TASK GOAL —
Lay out the material below as a JSON list of strings, one string per line and no blank lines. Cover everything from the start of the material down to the line containing "expand-icon[interactable]: +: [58, 166, 67, 176]", including that line.

Records excerpted from a collection —
++++++

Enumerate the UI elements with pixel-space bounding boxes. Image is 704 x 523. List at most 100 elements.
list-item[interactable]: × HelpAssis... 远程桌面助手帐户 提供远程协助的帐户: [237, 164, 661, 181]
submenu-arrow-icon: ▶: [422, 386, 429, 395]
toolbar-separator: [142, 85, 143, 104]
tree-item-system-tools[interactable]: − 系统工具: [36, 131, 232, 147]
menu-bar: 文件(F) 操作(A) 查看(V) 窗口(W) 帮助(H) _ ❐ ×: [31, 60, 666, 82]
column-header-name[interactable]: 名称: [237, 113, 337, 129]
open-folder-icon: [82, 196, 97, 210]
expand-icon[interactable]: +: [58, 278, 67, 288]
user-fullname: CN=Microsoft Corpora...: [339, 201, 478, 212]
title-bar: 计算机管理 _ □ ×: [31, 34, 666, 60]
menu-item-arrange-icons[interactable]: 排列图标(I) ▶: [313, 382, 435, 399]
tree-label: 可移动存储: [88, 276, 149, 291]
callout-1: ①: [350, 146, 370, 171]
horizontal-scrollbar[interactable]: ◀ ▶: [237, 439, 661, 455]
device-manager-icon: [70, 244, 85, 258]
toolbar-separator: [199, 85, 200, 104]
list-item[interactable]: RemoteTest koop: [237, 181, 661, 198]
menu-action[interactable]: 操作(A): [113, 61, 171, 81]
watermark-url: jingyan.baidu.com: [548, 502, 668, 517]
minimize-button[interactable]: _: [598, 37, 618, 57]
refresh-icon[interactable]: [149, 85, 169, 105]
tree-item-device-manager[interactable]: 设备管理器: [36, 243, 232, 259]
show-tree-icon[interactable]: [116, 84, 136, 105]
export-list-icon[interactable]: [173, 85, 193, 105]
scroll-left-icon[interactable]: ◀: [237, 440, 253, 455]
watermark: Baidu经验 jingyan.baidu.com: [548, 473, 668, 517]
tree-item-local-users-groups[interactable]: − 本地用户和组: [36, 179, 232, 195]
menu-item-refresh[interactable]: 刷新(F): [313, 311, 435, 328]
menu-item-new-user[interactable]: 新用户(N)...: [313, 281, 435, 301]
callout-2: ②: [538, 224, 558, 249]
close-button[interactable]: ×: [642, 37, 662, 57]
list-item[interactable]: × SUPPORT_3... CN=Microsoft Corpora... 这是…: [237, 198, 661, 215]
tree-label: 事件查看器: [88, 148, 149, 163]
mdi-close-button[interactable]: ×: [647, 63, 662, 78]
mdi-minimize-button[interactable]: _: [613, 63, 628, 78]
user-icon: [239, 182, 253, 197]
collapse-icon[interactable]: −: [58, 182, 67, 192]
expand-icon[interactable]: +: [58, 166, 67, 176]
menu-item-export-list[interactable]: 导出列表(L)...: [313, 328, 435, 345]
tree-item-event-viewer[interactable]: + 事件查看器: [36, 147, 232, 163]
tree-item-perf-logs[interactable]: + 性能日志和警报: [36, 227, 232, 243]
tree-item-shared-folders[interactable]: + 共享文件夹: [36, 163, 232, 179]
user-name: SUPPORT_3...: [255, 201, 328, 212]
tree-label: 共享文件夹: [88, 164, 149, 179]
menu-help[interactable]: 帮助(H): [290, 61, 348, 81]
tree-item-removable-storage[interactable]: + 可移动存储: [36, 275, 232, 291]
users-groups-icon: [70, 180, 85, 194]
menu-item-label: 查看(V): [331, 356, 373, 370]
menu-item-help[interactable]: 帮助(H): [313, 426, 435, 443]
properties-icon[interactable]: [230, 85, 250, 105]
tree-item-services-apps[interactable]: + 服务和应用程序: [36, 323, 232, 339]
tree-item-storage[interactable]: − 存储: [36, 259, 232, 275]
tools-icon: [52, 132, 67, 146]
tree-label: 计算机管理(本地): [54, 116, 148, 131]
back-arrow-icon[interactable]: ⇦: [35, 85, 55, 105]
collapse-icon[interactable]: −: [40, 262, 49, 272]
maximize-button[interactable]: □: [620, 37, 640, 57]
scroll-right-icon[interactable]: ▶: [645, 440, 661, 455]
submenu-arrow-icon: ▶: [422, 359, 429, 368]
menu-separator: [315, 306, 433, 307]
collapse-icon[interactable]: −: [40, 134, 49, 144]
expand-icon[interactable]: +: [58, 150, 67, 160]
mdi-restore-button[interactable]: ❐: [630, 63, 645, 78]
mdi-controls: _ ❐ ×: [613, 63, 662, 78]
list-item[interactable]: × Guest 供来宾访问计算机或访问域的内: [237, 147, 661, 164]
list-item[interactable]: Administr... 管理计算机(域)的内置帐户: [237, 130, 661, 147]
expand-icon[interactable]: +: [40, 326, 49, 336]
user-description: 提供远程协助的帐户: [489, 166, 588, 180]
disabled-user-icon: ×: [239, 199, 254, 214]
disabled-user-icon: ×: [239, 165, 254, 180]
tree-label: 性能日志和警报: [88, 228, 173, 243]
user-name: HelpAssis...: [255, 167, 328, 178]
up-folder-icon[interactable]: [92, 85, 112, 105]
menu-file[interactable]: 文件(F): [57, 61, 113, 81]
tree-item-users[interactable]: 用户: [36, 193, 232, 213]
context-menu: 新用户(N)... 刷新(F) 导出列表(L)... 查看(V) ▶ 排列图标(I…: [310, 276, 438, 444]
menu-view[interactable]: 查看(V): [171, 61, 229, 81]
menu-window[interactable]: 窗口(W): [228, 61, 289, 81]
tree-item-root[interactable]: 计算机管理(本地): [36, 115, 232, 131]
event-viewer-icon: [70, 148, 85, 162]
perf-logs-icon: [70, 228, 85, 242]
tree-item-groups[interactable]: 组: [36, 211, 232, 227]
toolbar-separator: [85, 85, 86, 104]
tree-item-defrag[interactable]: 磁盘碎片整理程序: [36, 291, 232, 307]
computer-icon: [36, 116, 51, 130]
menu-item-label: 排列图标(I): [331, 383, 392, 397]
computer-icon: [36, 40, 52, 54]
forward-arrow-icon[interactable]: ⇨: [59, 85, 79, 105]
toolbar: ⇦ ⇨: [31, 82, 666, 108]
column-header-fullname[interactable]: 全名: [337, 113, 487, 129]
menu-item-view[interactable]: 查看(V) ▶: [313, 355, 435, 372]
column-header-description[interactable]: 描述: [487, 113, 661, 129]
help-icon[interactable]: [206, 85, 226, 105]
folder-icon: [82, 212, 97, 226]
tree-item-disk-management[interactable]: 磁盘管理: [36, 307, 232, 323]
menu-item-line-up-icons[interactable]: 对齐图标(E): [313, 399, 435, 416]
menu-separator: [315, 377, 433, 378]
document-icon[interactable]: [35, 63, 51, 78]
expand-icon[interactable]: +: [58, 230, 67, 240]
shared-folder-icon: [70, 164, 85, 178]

++++++

THE COMPLETED TASK —
[
  "Enumerate the UI elements with pixel-space bounding boxes. Image is 704 x 523. List at most 100 elements.",
  "list-item[interactable]: × HelpAssis... 远程桌面助手帐户 提供远程协助的帐户: [237, 164, 661, 181]",
  "submenu-arrow-icon: ▶: [422, 386, 429, 395]",
  "toolbar-separator: [142, 85, 143, 104]",
  "tree-item-system-tools[interactable]: − 系统工具: [36, 131, 232, 147]",
  "menu-bar: 文件(F) 操作(A) 查看(V) 窗口(W) 帮助(H) _ ❐ ×: [31, 60, 666, 82]",
  "column-header-name[interactable]: 名称: [237, 113, 337, 129]",
  "open-folder-icon: [82, 196, 97, 210]",
  "expand-icon[interactable]: +: [58, 278, 67, 288]",
  "user-fullname: CN=Microsoft Corpora...: [339, 201, 478, 212]",
  "title-bar: 计算机管理 _ □ ×: [31, 34, 666, 60]",
  "menu-item-arrange-icons[interactable]: 排列图标(I) ▶: [313, 382, 435, 399]",
  "tree-label: 可移动存储: [88, 276, 149, 291]",
  "callout-1: ①: [350, 146, 370, 171]",
  "horizontal-scrollbar[interactable]: ◀ ▶: [237, 439, 661, 455]",
  "device-manager-icon: [70, 244, 85, 258]",
  "toolbar-separator: [199, 85, 200, 104]",
  "list-item[interactable]: RemoteTest koop: [237, 181, 661, 198]",
  "menu-action[interactable]: 操作(A): [113, 61, 171, 81]",
  "watermark-url: jingyan.baidu.com: [548, 502, 668, 517]",
  "minimize-button[interactable]: _: [598, 37, 618, 57]",
  "refresh-icon[interactable]: [149, 85, 169, 105]",
  "tree-item-device-manager[interactable]: 设备管理器: [36, 243, 232, 259]",
  "show-tree-icon[interactable]: [116, 84, 136, 105]",
  "export-list-icon[interactable]: [173, 85, 193, 105]",
  "scroll-left-icon[interactable]: ◀: [237, 440, 253, 455]",
  "watermark: Baidu经验 jingyan.baidu.com: [548, 473, 668, 517]",
  "tree-item-local-users-groups[interactable]: − 本地用户和组: [36, 179, 232, 195]",
  "menu-item-refresh[interactable]: 刷新(F): [313, 311, 435, 328]",
  "menu-item-new-user[interactable]: 新用户(N)...: [313, 281, 435, 301]",
  "callout-2: ②: [538, 224, 558, 249]",
  "close-button[interactable]: ×: [642, 37, 662, 57]",
  "list-item[interactable]: × SUPPORT_3... CN=Microsoft Corpora... 这是…: [237, 198, 661, 215]",
  "tree-label: 事件查看器: [88, 148, 149, 163]",
  "mdi-close-button[interactable]: ×: [647, 63, 662, 78]",
  "mdi-minimize-button[interactable]: _: [613, 63, 628, 78]",
  "user-icon: [239, 182, 253, 197]",
  "collapse-icon[interactable]: −: [58, 182, 67, 192]",
  "expand-icon[interactable]: +: [58, 166, 67, 176]"
]